**Exercise prompt:** Write out each line of the entries below with no changes at all.

**Collected data entries:**

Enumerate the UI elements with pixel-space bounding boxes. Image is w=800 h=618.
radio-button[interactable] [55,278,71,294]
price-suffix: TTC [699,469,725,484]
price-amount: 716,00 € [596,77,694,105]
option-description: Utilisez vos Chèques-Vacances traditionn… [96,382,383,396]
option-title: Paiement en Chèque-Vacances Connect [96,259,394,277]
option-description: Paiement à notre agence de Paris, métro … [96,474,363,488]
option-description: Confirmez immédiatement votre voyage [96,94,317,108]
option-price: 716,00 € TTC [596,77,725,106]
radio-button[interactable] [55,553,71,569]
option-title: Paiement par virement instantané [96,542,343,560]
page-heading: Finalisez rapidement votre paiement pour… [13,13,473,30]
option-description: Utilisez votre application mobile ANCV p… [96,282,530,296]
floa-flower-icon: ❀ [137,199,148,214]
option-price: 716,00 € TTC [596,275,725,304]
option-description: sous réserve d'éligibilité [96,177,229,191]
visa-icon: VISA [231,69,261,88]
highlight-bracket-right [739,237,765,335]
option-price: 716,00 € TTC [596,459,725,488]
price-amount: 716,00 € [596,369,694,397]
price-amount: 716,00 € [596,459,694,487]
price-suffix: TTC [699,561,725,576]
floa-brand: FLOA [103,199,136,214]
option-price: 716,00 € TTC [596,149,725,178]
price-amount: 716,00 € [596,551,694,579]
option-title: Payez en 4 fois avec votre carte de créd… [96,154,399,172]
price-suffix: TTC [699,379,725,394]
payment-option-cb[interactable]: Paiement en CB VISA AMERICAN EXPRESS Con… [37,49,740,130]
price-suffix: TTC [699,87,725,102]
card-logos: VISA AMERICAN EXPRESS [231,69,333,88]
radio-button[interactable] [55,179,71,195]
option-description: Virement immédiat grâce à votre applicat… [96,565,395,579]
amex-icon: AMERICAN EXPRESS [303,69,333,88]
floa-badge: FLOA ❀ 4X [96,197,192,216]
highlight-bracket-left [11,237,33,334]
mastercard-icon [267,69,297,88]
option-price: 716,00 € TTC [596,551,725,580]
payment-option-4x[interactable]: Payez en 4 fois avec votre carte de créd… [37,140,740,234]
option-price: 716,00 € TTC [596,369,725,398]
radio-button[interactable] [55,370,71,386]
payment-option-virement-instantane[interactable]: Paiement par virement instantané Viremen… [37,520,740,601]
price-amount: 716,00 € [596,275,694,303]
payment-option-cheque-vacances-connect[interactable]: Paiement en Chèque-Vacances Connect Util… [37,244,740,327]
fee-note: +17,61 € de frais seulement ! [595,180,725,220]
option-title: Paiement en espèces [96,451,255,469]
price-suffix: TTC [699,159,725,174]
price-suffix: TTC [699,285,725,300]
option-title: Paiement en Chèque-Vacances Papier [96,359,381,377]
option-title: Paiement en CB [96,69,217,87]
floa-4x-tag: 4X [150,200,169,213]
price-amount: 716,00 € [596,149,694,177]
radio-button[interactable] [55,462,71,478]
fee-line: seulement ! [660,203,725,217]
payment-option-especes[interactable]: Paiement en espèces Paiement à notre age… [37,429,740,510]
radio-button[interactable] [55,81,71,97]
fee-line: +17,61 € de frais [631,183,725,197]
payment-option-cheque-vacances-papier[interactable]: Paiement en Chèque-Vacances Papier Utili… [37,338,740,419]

**Response to this task:**
Enumerate the UI elements with pixel-space bounding boxes. Image is w=800 h=618.
radio-button[interactable] [55,278,71,294]
price-suffix: TTC [699,469,725,484]
price-amount: 716,00 € [596,77,694,105]
option-description: Utilisez vos Chèques-Vacances traditionn… [96,382,383,396]
option-title: Paiement en Chèque-Vacances Connect [96,259,394,277]
option-description: Paiement à notre agence de Paris, métro … [96,474,363,488]
option-description: Confirmez immédiatement votre voyage [96,94,317,108]
option-price: 716,00 € TTC [596,77,725,106]
radio-button[interactable] [55,553,71,569]
option-title: Paiement par virement instantané [96,542,343,560]
page-heading: Finalisez rapidement votre paiement pour… [13,13,473,30]
option-description: Utilisez votre application mobile ANCV p… [96,282,530,296]
floa-flower-icon: ❀ [137,199,148,214]
option-price: 716,00 € TTC [596,275,725,304]
option-description: sous réserve d'éligibilité [96,177,229,191]
visa-icon: VISA [231,69,261,88]
highlight-bracket-right [739,237,765,335]
option-price: 716,00 € TTC [596,459,725,488]
price-amount: 716,00 € [596,369,694,397]
price-amount: 716,00 € [596,459,694,487]
price-suffix: TTC [699,561,725,576]
floa-brand: FLOA [103,199,136,214]
option-price: 716,00 € TTC [596,149,725,178]
price-amount: 716,00 € [596,551,694,579]
option-title: Payez en 4 fois avec votre carte de créd… [96,154,399,172]
price-suffix: TTC [699,379,725,394]
payment-option-cb[interactable]: Paiement en CB VISA AMERICAN EXPRESS Con… [37,49,740,130]
price-suffix: TTC [699,87,725,102]
card-logos: VISA AMERICAN EXPRESS [231,69,333,88]
radio-button[interactable] [55,179,71,195]
option-description: Virement immédiat grâce à votre applicat… [96,565,395,579]
amex-icon: AMERICAN EXPRESS [303,69,333,88]
floa-badge: FLOA ❀ 4X [96,197,192,216]
highlight-bracket-left [11,237,33,334]
mastercard-icon [267,69,297,88]
option-price: 716,00 € TTC [596,551,725,580]
payment-option-4x[interactable]: Payez en 4 fois avec votre carte de créd… [37,140,740,234]
option-price: 716,00 € TTC [596,369,725,398]
radio-button[interactable] [55,370,71,386]
payment-option-virement-instantane[interactable]: Paiement par virement instantané Viremen… [37,520,740,601]
price-amount: 716,00 € [596,275,694,303]
payment-option-cheque-vacances-connect[interactable]: Paiement en Chèque-Vacances Connect Util… [37,244,740,327]
fee-note: +17,61 € de frais seulement ! [595,180,725,220]
option-title: Paiement en espèces [96,451,255,469]
price-suffix: TTC [699,159,725,174]
price-suffix: TTC [699,285,725,300]
option-title: Paiement en Chèque-Vacances Papier [96,359,381,377]
option-title: Paiement en CB [96,69,217,87]
floa-4x-tag: 4X [150,200,169,213]
price-amount: 716,00 € [596,149,694,177]
radio-button[interactable] [55,462,71,478]
fee-line: seulement ! [660,203,725,217]
payment-option-especes[interactable]: Paiement en espèces Paiement à notre age… [37,429,740,510]
radio-button[interactable] [55,81,71,97]
fee-line: +17,61 € de frais [631,183,725,197]
payment-option-cheque-vacances-papier[interactable]: Paiement en Chèque-Vacances Papier Utili… [37,338,740,419]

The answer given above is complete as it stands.